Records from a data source

▬▬▬▬▬▬▬▬▬▬

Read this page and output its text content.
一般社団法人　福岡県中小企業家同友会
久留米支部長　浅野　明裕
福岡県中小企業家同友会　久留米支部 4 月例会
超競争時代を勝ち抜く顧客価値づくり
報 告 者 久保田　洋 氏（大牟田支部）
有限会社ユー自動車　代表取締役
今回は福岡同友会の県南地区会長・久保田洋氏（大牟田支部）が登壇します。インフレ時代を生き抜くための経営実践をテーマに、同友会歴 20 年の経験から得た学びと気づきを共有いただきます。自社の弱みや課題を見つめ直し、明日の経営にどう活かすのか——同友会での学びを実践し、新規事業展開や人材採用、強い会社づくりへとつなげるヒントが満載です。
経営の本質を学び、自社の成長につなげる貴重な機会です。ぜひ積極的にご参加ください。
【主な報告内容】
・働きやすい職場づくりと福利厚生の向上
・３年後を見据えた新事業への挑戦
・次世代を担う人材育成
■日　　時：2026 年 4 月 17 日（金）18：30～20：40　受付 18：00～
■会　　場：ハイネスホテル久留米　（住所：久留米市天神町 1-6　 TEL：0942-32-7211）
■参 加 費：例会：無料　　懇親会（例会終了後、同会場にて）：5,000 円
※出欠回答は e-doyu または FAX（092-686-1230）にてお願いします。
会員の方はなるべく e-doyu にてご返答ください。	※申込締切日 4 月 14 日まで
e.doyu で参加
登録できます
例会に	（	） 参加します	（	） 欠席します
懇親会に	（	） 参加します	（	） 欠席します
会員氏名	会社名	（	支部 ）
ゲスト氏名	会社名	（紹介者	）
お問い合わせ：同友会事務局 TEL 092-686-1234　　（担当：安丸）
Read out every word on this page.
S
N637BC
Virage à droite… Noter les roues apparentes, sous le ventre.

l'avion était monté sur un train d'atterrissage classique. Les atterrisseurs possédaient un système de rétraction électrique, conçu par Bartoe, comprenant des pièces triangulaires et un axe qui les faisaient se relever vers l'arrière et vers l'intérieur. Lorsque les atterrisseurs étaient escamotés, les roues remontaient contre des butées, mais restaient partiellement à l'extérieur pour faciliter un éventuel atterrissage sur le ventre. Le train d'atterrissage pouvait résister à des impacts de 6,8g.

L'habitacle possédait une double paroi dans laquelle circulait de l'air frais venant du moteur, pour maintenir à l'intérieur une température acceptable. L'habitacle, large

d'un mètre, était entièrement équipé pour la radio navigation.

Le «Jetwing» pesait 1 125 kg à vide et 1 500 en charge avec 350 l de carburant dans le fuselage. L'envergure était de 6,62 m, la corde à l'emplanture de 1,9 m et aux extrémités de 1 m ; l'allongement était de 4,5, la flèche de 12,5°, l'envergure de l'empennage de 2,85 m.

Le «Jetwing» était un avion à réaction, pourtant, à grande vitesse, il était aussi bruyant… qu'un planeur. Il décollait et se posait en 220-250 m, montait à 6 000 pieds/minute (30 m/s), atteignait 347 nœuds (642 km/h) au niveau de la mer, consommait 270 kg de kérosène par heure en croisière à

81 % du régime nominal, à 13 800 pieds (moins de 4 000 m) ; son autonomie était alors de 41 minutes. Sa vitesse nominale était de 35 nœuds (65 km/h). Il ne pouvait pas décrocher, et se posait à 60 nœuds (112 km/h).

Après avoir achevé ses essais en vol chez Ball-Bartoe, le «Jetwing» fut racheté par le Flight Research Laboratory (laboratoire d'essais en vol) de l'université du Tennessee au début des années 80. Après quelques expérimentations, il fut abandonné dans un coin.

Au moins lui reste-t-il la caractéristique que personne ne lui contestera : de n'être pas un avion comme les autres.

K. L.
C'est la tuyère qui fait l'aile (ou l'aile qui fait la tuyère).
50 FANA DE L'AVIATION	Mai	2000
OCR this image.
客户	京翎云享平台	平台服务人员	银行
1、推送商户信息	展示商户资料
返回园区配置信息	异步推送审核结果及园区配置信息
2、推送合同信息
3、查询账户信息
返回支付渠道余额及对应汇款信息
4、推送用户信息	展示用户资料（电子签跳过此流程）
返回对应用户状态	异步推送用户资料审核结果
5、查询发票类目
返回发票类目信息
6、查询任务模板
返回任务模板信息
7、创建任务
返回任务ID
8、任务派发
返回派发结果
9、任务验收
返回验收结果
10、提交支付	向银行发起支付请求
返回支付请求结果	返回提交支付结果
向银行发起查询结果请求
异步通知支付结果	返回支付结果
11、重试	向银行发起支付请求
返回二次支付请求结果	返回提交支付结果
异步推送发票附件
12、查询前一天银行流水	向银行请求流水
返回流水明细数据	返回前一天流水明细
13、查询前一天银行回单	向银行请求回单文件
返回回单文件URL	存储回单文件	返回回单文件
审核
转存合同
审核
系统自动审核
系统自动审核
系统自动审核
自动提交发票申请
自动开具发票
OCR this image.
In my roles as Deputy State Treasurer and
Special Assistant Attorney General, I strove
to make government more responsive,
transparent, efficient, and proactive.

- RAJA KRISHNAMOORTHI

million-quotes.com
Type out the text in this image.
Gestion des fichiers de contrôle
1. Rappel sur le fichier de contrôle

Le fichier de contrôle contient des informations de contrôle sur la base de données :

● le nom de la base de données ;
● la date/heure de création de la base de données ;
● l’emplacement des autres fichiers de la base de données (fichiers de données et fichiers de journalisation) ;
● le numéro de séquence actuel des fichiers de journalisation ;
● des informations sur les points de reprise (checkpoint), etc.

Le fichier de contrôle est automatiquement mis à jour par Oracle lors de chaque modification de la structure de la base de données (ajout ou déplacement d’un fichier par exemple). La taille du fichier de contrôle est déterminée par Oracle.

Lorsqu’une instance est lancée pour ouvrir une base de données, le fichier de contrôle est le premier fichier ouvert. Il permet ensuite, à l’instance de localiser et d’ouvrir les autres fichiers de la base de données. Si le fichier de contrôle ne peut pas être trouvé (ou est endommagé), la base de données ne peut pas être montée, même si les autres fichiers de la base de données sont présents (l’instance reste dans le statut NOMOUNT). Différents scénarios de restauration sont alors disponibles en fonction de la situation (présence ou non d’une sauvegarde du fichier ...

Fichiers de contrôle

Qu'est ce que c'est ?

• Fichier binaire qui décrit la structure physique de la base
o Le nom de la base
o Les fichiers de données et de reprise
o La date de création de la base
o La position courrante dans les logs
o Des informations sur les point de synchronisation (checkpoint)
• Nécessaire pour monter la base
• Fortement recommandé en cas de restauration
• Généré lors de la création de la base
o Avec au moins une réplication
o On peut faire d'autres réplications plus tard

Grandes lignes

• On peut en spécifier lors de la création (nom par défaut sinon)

▬▬▬▬▬▬▬▬▬▬

Exercise prompt
Report how many lines of the listing above include the word "journalisation". Say nothing but the number.

Solution
2